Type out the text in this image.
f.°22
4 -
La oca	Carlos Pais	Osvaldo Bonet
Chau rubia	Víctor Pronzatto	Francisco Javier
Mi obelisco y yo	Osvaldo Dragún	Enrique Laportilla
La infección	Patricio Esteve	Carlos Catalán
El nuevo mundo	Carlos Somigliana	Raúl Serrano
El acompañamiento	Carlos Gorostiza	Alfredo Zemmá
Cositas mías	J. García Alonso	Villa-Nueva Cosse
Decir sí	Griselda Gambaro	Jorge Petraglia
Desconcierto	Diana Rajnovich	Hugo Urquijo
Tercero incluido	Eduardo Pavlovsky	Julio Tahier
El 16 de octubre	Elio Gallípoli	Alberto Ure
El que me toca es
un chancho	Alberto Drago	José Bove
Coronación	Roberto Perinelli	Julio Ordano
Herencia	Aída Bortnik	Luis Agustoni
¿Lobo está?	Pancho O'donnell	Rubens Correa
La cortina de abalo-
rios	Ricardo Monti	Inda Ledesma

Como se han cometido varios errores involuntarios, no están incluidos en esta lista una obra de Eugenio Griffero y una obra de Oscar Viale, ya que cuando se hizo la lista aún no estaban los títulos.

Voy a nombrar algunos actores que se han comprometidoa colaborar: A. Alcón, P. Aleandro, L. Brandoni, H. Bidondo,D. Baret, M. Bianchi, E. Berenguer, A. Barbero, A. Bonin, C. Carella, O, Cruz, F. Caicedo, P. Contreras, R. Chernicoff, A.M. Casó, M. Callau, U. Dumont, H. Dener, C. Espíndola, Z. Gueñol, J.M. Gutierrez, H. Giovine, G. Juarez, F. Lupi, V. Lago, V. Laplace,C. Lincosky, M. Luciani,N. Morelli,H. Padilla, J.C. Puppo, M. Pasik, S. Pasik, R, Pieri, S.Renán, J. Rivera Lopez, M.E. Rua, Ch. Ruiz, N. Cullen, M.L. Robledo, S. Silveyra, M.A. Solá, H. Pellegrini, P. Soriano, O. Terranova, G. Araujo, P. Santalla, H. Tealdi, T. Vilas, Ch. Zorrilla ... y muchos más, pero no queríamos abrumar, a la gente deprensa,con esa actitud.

----

_Task description_
Provide all the records again, word for word.

_Response for this exercise_
Type out the text in this image.
f.°22
4 -
La oca	Carlos Pais	Osvaldo Bonet
Chau rubia	Víctor Pronzatto	Francisco Javier
Mi obelisco y yo	Osvaldo Dragún	Enrique Laportilla
La infección	Patricio Esteve	Carlos Catalán
El nuevo mundo	Carlos Somigliana	Raúl Serrano
El acompañamiento	Carlos Gorostiza	Alfredo Zemmá
Cositas mías	J. García Alonso	Villa-Nueva Cosse
Decir sí	Griselda Gambaro	Jorge Petraglia
Desconcierto	Diana Rajnovich	Hugo Urquijo
Tercero incluido	Eduardo Pavlovsky	Julio Tahier
El 16 de octubre	Elio Gallípoli	Alberto Ure
El que me toca es
un chancho	Alberto Drago	José Bove
Coronación	Roberto Perinelli	Julio Ordano
Herencia	Aída Bortnik	Luis Agustoni
¿Lobo está?	Pancho O'donnell	Rubens Correa
La cortina de abalo-
rios	Ricardo Monti	Inda Ledesma

Como se han cometido varios errores involuntarios, no están incluidos en esta lista una obra de Eugenio Griffero y una obra de Oscar Viale, ya que cuando se hizo la lista aún no estaban los títulos.

Voy a nombrar algunos actores que se han comprometidoa colaborar: A. Alcón, P. Aleandro, L. Brandoni, H. Bidondo,D. Baret, M. Bianchi, E. Berenguer, A. Barbero, A. Bonin, C. Carella, O, Cruz, F. Caicedo, P. Contreras, R. Chernicoff, A.M. Casó, M. Callau, U. Dumont, H. Dener, C. Espíndola, Z. Gueñol, J.M. Gutierrez, H. Giovine, G. Juarez, F. Lupi, V. Lago, V. Laplace,C. Lincosky, M. Luciani,N. Morelli,H. Padilla, J.C. Puppo, M. Pasik, S. Pasik, R, Pieri, S.Renán, J. Rivera Lopez, M.E. Rua, Ch. Ruiz, N. Cullen, M.L. Robledo, S. Silveyra, M.A. Solá, H. Pellegrini, P. Soriano, O. Terranova, G. Araujo, P. Santalla, H. Tealdi, T. Vilas, Ch. Zorrilla ... y muchos más, pero no queríamos abrumar, a la gente deprensa,con esa actitud.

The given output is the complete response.